[INFORMATION PROVIDED start]
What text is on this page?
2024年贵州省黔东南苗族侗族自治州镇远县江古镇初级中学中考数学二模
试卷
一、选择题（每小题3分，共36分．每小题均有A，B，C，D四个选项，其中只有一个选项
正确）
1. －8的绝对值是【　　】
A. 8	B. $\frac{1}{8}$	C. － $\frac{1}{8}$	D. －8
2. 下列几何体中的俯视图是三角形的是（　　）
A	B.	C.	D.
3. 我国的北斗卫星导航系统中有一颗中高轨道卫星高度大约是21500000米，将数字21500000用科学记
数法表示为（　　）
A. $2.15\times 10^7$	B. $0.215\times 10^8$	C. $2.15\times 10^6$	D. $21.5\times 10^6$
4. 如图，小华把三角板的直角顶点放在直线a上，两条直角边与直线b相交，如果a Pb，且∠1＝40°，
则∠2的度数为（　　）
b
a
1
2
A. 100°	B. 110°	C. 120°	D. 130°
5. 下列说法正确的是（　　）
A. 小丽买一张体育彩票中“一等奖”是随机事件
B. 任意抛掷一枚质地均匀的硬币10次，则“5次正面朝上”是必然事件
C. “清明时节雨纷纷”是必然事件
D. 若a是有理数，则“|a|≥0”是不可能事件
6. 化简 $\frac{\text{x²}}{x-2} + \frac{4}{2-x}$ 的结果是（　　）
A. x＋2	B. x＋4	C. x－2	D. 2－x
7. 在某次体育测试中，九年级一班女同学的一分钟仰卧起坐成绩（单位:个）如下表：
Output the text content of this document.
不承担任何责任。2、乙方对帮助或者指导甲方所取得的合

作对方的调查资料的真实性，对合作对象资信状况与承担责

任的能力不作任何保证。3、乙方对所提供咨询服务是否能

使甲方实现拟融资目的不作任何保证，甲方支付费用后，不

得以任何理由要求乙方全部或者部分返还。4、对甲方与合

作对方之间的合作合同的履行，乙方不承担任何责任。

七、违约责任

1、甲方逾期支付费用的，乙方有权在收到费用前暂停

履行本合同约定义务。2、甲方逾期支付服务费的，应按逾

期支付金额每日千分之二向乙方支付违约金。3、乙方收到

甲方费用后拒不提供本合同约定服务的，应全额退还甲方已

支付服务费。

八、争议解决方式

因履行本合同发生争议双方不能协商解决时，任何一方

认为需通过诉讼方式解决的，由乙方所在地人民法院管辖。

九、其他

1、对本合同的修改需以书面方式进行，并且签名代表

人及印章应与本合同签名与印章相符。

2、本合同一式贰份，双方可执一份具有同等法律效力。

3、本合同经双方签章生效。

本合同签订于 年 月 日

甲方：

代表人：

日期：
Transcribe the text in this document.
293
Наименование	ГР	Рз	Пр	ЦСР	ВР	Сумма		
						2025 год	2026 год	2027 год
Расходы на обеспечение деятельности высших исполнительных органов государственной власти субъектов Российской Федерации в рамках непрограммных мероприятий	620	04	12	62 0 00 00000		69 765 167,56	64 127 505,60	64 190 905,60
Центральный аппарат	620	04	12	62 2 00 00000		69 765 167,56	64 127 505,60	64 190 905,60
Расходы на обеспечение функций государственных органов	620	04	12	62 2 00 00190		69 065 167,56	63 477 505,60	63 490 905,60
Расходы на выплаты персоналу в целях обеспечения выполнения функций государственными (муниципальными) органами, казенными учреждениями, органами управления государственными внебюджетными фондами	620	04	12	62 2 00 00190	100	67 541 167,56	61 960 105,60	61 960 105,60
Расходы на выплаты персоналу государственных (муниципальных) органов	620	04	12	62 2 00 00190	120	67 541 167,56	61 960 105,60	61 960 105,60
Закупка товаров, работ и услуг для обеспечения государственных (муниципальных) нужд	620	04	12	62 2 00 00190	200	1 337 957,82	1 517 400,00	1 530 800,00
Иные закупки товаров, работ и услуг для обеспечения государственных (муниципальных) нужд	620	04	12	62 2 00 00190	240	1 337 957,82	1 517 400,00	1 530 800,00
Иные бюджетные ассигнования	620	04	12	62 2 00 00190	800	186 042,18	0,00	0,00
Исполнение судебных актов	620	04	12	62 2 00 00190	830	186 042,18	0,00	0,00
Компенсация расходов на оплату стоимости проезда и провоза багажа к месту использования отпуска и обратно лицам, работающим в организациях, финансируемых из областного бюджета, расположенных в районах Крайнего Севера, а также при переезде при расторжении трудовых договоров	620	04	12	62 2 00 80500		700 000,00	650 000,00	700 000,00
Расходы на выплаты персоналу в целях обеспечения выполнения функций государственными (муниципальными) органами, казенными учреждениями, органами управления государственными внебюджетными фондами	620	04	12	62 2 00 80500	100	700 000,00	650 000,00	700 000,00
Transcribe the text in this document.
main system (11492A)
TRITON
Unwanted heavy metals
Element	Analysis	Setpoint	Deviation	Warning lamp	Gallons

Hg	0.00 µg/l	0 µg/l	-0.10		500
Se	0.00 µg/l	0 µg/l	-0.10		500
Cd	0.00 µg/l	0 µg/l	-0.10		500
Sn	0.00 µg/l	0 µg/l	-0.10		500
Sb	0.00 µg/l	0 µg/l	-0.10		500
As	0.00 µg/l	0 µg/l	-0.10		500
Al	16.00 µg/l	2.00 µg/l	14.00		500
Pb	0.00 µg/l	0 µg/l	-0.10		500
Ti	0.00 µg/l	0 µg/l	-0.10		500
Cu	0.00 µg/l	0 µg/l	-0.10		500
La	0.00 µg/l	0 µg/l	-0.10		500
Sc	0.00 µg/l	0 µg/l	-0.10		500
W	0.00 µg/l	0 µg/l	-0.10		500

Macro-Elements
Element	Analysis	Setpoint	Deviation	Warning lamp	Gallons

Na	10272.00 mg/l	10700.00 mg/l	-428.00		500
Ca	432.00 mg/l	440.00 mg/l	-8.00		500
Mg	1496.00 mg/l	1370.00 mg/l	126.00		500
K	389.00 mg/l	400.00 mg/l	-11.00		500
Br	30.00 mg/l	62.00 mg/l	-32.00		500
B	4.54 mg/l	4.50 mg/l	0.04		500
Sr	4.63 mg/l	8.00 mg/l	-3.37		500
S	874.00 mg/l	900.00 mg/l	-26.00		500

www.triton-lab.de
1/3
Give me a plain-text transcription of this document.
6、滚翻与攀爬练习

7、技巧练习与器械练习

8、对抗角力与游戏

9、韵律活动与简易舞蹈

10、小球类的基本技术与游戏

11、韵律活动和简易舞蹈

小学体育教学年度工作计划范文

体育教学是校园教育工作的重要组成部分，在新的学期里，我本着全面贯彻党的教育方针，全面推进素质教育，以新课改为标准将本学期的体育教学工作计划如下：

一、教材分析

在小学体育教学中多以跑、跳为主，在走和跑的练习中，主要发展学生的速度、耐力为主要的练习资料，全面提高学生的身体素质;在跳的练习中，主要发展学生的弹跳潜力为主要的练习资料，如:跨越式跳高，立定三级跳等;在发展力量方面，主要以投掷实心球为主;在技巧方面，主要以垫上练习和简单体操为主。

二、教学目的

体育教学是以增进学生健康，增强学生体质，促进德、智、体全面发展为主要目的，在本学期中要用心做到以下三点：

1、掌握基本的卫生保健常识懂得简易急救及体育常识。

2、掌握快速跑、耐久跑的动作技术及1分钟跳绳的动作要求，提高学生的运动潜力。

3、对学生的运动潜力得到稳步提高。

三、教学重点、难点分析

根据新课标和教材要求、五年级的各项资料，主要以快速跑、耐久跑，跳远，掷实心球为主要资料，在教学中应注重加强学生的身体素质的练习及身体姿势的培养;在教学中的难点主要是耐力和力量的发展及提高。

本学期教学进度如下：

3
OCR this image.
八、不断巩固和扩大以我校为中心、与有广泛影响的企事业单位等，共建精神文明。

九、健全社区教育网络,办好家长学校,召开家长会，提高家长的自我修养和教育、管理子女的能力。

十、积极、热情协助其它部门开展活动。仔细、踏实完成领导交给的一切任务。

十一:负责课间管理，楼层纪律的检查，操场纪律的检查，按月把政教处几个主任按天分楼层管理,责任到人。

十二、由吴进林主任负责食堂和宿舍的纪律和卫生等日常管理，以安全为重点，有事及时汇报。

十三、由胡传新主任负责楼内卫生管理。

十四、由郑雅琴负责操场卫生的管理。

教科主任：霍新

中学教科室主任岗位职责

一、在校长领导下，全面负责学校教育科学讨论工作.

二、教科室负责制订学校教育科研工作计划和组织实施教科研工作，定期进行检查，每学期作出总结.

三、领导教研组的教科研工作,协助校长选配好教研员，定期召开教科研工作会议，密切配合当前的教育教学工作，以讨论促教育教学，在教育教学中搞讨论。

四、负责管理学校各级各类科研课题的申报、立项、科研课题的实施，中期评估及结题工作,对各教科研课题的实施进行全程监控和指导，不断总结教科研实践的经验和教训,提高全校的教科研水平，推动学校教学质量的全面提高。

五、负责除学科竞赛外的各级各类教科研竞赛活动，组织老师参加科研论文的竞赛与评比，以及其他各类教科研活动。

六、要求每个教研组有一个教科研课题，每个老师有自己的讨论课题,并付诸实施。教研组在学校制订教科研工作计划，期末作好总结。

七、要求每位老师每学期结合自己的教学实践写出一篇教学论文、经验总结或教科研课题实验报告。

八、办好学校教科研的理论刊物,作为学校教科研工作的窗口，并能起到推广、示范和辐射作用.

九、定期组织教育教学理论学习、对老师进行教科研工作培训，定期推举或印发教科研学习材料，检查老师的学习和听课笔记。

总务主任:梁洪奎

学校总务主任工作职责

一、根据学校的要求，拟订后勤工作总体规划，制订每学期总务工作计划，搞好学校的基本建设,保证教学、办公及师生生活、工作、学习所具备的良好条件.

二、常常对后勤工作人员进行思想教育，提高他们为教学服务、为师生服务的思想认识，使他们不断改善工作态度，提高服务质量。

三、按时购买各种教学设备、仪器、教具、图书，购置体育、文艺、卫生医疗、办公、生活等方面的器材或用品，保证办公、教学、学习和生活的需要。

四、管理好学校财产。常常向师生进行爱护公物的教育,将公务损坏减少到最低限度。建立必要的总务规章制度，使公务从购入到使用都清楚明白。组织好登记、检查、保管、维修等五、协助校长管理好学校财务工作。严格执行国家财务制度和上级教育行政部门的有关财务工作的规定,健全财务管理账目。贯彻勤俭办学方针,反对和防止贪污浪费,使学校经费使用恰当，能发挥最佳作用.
[INFORMATION PROVIDED end]
REQUIREMENT: Identify and list each line with the word "обеспечения".

WRITTEN ANSWER:
Расходы на выплаты персоналу в целях обеспечения выполнения функций государственными (муниципальными) органами, казенными учреждениями, органами управления государственными внебюджетными фондами	620	04	12	62 2 00 00190	100	67 541 167,56	61 960 105,60	61 960 105,60
Закупка товаров, работ и услуг для обеспечения государственных (муниципальных) нужд	620	04	12	62 2 00 00190	200	1 337 957,82	1 517 400,00	1 530 800,00
Иные закупки товаров, работ и услуг для обеспечения государственных (муниципальных) нужд	620	04	12	62 2 00 00190	240	1 337 957,82	1 517 400,00	1 530 800,00
Расходы на выплаты персоналу в целях обеспечения выполнения функций государственными (муниципальными) органами, казенными учреждениями, органами управления государственными внебюджетными фондами	620	04	12	62 2 00 80500	100	700 000,00	650 000,00	700 000,00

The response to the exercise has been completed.